**** Supplied material ****

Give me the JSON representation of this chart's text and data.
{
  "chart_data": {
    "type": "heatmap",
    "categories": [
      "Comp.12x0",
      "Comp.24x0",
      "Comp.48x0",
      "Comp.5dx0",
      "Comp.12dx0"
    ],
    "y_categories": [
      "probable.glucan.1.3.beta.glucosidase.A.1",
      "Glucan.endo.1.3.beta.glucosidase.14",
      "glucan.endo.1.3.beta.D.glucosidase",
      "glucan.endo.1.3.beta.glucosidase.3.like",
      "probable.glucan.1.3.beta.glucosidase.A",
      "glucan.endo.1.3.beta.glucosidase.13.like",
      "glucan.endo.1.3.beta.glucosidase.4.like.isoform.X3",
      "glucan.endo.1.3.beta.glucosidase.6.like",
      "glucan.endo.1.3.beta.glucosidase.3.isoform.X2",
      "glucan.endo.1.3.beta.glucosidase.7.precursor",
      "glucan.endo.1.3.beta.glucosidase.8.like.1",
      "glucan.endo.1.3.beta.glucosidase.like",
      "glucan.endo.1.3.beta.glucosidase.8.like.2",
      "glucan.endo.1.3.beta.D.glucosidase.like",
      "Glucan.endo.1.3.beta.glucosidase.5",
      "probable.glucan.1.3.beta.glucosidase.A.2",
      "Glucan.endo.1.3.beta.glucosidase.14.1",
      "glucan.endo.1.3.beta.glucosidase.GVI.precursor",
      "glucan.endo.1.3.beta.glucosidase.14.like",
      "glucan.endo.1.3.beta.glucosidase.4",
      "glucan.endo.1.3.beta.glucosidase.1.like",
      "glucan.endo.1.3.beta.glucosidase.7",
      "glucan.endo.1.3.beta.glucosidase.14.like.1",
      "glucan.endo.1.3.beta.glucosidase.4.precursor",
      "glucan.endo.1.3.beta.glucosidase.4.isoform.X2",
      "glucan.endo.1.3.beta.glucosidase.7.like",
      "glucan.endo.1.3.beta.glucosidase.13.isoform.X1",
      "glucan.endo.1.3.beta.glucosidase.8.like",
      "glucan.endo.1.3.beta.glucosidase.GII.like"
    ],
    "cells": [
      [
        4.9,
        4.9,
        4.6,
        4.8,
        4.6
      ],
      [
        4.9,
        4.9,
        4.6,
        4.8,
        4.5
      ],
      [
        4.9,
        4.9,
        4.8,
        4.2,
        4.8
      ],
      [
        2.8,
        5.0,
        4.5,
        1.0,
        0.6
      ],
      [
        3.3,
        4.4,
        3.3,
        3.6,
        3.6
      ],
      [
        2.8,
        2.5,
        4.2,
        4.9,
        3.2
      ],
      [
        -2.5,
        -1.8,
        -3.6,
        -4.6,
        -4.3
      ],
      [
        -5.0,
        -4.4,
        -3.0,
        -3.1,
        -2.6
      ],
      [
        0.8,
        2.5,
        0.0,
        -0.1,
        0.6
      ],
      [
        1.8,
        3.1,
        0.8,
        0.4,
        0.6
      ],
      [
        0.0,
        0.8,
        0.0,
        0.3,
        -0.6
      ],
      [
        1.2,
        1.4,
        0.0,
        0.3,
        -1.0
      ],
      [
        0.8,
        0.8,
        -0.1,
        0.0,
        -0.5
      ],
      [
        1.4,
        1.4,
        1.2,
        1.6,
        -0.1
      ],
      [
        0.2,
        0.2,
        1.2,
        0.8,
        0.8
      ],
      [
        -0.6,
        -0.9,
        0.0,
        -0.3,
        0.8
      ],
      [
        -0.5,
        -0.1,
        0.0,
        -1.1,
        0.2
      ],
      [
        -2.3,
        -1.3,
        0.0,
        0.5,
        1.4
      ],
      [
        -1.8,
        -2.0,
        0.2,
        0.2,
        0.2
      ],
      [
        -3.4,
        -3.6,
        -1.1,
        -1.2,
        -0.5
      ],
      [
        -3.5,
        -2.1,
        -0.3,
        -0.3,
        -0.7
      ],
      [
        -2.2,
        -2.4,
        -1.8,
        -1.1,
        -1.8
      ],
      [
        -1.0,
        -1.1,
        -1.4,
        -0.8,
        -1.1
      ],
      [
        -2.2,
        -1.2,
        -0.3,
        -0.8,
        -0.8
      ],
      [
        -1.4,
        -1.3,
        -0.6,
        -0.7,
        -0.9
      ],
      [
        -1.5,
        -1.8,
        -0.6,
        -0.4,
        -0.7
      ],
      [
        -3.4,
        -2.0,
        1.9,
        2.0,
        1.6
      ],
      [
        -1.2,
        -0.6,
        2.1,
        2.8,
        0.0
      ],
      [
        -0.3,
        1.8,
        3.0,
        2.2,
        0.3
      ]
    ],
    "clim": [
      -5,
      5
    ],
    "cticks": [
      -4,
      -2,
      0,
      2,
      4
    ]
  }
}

****

▶ [Problem statement]:
Every line above should be retyped exactly as given.

▶ [Response below]:
Give me the JSON representation of this chart's text and data.
{
  "chart_data": {
    "type": "heatmap",
    "categories": [
      "Comp.12x0",
      "Comp.24x0",
      "Comp.48x0",
      "Comp.5dx0",
      "Comp.12dx0"
    ],
    "y_categories": [
      "probable.glucan.1.3.beta.glucosidase.A.1",
      "Glucan.endo.1.3.beta.glucosidase.14",
      "glucan.endo.1.3.beta.D.glucosidase",
      "glucan.endo.1.3.beta.glucosidase.3.like",
      "probable.glucan.1.3.beta.glucosidase.A",
      "glucan.endo.1.3.beta.glucosidase.13.like",
      "glucan.endo.1.3.beta.glucosidase.4.like.isoform.X3",
      "glucan.endo.1.3.beta.glucosidase.6.like",
      "glucan.endo.1.3.beta.glucosidase.3.isoform.X2",
      "glucan.endo.1.3.beta.glucosidase.7.precursor",
      "glucan.endo.1.3.beta.glucosidase.8.like.1",
      "glucan.endo.1.3.beta.glucosidase.like",
      "glucan.endo.1.3.beta.glucosidase.8.like.2",
      "glucan.endo.1.3.beta.D.glucosidase.like",
      "Glucan.endo.1.3.beta.glucosidase.5",
      "probable.glucan.1.3.beta.glucosidase.A.2",
      "Glucan.endo.1.3.beta.glucosidase.14.1",
      "glucan.endo.1.3.beta.glucosidase.GVI.precursor",
      "glucan.endo.1.3.beta.glucosidase.14.like",
      "glucan.endo.1.3.beta.glucosidase.4",
      "glucan.endo.1.3.beta.glucosidase.1.like",
      "glucan.endo.1.3.beta.glucosidase.7",
      "glucan.endo.1.3.beta.glucosidase.14.like.1",
      "glucan.endo.1.3.beta.glucosidase.4.precursor",
      "glucan.endo.1.3.beta.glucosidase.4.isoform.X2",
      "glucan.endo.1.3.beta.glucosidase.7.like",
      "glucan.endo.1.3.beta.glucosidase.13.isoform.X1",
      "glucan.endo.1.3.beta.glucosidase.8.like",
      "glucan.endo.1.3.beta.glucosidase.GII.like"
    ],
    "cells": [
      [
        4.9,
        4.9,
        4.6,
        4.8,
        4.6
      ],
      [
        4.9,
        4.9,
        4.6,
        4.8,
        4.5
      ],
      [
        4.9,
        4.9,
        4.8,
        4.2,
        4.8
      ],
      [
        2.8,
        5.0,
        4.5,
        1.0,
        0.6
      ],
      [
        3.3,
        4.4,
        3.3,
        3.6,
        3.6
      ],
      [
        2.8,
        2.5,
        4.2,
        4.9,
        3.2
      ],
      [
        -2.5,
        -1.8,
        -3.6,
        -4.6,
        -4.3
      ],
      [
        -5.0,
        -4.4,
        -3.0,
        -3.1,
        -2.6
      ],
      [
        0.8,
        2.5,
        0.0,
        -0.1,
        0.6
      ],
      [
        1.8,
        3.1,
        0.8,
        0.4,
        0.6
      ],
      [
        0.0,
        0.8,
        0.0,
        0.3,
        -0.6
      ],
      [
        1.2,
        1.4,
        0.0,
        0.3,
        -1.0
      ],
      [
        0.8,
        0.8,
        -0.1,
        0.0,
        -0.5
      ],
      [
        1.4,
        1.4,
        1.2,
        1.6,
        -0.1
      ],
      [
        0.2,
        0.2,
        1.2,
        0.8,
        0.8
      ],
      [
        -0.6,
        -0.9,
        0.0,
        -0.3,
        0.8
      ],
      [
        -0.5,
        -0.1,
        0.0,
        -1.1,
        0.2
      ],
      [
        -2.3,
        -1.3,
        0.0,
        0.5,
        1.4
      ],
      [
        -1.8,
        -2.0,
        0.2,
        0.2,
        0.2
      ],
      [
        -3.4,
        -3.6,
        -1.1,
        -1.2,
        -0.5
      ],
      [
        -3.5,
        -2.1,
        -0.3,
        -0.3,
        -0.7
      ],
      [
        -2.2,
        -2.4,
        -1.8,
        -1.1,
        -1.8
      ],
      [
        -1.0,
        -1.1,
        -1.4,
        -0.8,
        -1.1
      ],
      [
        -2.2,
        -1.2,
        -0.3,
        -0.8,
        -0.8
      ],
      [
        -1.4,
        -1.3,
        -0.6,
        -0.7,
        -0.9
      ],
      [
        -1.5,
        -1.8,
        -0.6,
        -0.4,
        -0.7
      ],
      [
        -3.4,
        -2.0,
        1.9,
        2.0,
        1.6
      ],
      [
        -1.2,
        -0.6,
        2.1,
        2.8,
        0.0
      ],
      [
        -0.3,
        1.8,
        3.0,
        2.2,
        0.3
      ]
    ],
    "clim": [
      -5,
      5
    ],
    "cticks": [
      -4,
      -2,
      0,
      2,
      4
    ]
  }
}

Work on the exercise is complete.